**What you have to do**: Find the string "Mile" in the entries and copy each line that has it.

- - -

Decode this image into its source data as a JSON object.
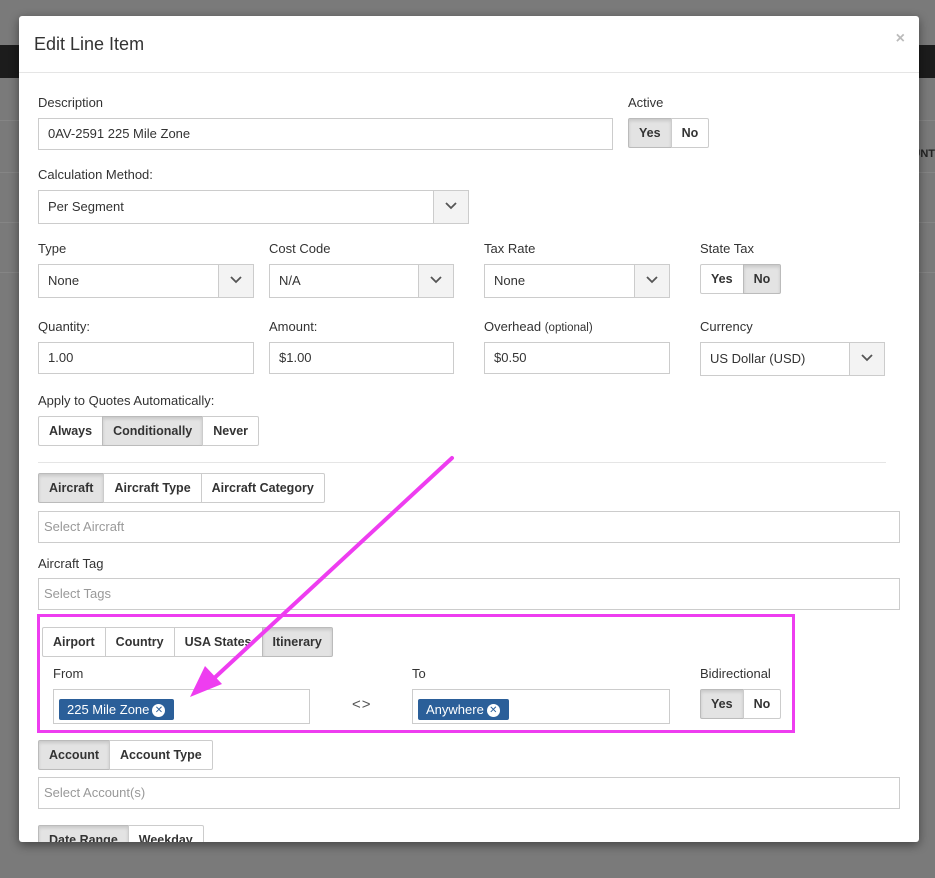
{
  "modal": {
    "title": "Edit Line Item",
    "close_glyph": "×"
  },
  "background": {
    "cut_text": "UNT"
  },
  "form": {
    "description": {
      "label": "Description",
      "value": "0AV-2591 225 Mile Zone"
    },
    "active": {
      "label": "Active",
      "yes": "Yes",
      "no": "No",
      "selected": "Yes"
    },
    "calculation_method": {
      "label": "Calculation Method:",
      "value": "Per Segment"
    },
    "type": {
      "label": "Type",
      "value": "None"
    },
    "cost_code": {
      "label": "Cost Code",
      "value": "N/A"
    },
    "tax_rate": {
      "label": "Tax Rate",
      "value": "None"
    },
    "state_tax": {
      "label": "State Tax",
      "yes": "Yes",
      "no": "No",
      "selected": "No"
    },
    "quantity": {
      "label": "Quantity:",
      "value": "1.00"
    },
    "amount": {
      "label": "Amount:",
      "value": "$1.00"
    },
    "overhead": {
      "label": "Overhead",
      "label_note": "(optional)",
      "value": "$0.50"
    },
    "currency": {
      "label": "Currency",
      "value": "US Dollar (USD)"
    },
    "apply_quotes": {
      "label": "Apply to Quotes Automatically:",
      "options": [
        "Always",
        "Conditionally",
        "Never"
      ],
      "selected": "Conditionally"
    },
    "aircraft_tabs": {
      "options": [
        "Aircraft",
        "Aircraft Type",
        "Aircraft Category"
      ],
      "selected": "Aircraft",
      "placeholder": "Select Aircraft"
    },
    "aircraft_tag": {
      "label": "Aircraft Tag",
      "placeholder": "Select Tags"
    },
    "location_tabs": {
      "options": [
        "Airport",
        "Country",
        "USA States",
        "Itinerary"
      ],
      "selected": "Itinerary"
    },
    "from": {
      "label": "From",
      "tag": "225 Mile Zone"
    },
    "swap_glyph": "<>",
    "to": {
      "label": "To",
      "tag": "Anywhere"
    },
    "bidirectional": {
      "label": "Bidirectional",
      "yes": "Yes",
      "no": "No",
      "selected": "Yes"
    },
    "account_tabs": {
      "options": [
        "Account",
        "Account Type"
      ],
      "selected": "Account",
      "placeholder": "Select Account(s)"
    },
    "date_tabs": {
      "options": [
        "Date Range",
        "Weekday"
      ],
      "selected": "Date Range"
    }
  },
  "annotation": {
    "color": "#ee3df0"
  },
  "colors": {
    "tag_bg": "#2b5f99",
    "highlight": "#ee3df0"
  }
}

- - -

**Written answer**:
      "value": "0AV-2591 225 Mile Zone"
      "tag": "225 Mile Zone"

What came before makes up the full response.